Identify the lines that contain the string "Arizona", then copy each of them.

[Stored items from a collection]
## BEGIN

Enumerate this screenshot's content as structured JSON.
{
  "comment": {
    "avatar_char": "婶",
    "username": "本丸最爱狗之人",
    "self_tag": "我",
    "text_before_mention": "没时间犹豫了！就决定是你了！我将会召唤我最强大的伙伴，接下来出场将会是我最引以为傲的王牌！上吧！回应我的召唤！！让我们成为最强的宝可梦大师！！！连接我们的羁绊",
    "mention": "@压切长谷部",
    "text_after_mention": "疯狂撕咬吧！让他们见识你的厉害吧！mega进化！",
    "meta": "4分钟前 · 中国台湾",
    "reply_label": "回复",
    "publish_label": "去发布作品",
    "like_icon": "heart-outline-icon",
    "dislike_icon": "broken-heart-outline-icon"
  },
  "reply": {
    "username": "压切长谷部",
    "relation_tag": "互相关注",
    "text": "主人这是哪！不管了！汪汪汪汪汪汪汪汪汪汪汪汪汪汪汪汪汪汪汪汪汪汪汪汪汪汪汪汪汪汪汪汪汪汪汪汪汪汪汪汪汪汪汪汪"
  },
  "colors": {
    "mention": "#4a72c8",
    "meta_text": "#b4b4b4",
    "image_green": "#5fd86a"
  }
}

## END
## BEGIN

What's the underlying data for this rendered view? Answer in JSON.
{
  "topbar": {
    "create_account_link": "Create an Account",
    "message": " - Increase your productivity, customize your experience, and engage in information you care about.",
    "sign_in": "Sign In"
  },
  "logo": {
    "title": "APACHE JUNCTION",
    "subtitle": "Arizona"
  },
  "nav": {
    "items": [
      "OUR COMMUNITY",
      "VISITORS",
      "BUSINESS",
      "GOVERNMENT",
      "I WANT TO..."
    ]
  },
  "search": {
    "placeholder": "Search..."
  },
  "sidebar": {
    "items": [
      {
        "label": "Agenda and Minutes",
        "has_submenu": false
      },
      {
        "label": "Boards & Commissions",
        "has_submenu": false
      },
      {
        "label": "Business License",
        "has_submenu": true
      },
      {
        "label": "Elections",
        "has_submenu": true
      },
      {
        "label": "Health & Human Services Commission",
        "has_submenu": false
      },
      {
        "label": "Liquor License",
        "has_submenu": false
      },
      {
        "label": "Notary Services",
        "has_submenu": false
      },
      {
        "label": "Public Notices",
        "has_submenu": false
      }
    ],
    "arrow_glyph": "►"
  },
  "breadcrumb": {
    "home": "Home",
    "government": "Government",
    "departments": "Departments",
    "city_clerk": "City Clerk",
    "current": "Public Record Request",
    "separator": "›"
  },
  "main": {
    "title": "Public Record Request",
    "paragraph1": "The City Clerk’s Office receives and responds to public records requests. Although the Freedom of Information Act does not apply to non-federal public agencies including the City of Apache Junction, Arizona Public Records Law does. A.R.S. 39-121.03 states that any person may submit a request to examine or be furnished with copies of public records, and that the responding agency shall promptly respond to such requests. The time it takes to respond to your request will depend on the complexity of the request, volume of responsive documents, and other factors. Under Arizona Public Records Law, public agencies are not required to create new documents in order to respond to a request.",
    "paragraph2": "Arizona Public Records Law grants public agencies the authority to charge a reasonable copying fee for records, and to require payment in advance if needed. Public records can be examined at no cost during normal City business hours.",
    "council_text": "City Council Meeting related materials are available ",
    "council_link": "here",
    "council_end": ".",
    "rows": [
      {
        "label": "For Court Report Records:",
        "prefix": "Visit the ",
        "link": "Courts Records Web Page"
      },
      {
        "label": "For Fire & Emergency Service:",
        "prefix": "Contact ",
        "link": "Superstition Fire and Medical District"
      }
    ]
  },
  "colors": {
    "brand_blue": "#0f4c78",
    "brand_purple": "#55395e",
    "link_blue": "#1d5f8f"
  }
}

## END

The answer
    "subtitle": "Arizona"
    "paragraph1": "The City Clerk’s Office receives and responds to public records requests. Although the Freedom of Information Act does not apply to non-federal public agencies including the City of Apache Junction, Arizona Public Records Law does. A.R.S. 39-121.03 states that any person may submit a request to examine or be furnished with copies of public records, and that the responding agency shall promptly respond to such requests. The time it takes to respond to your request will depend on the complexity of the request, volume of responsive documents, and other factors. Under Arizona Public Records Law, public agencies are not required to create new documents in order to respond to a request.",
    "paragraph2": "Arizona Public Records Law grants public agencies the authority to charge a reasonable copying fee for records, and to require payment in advance if needed. Public records can be examined at no cost during normal City business hours.",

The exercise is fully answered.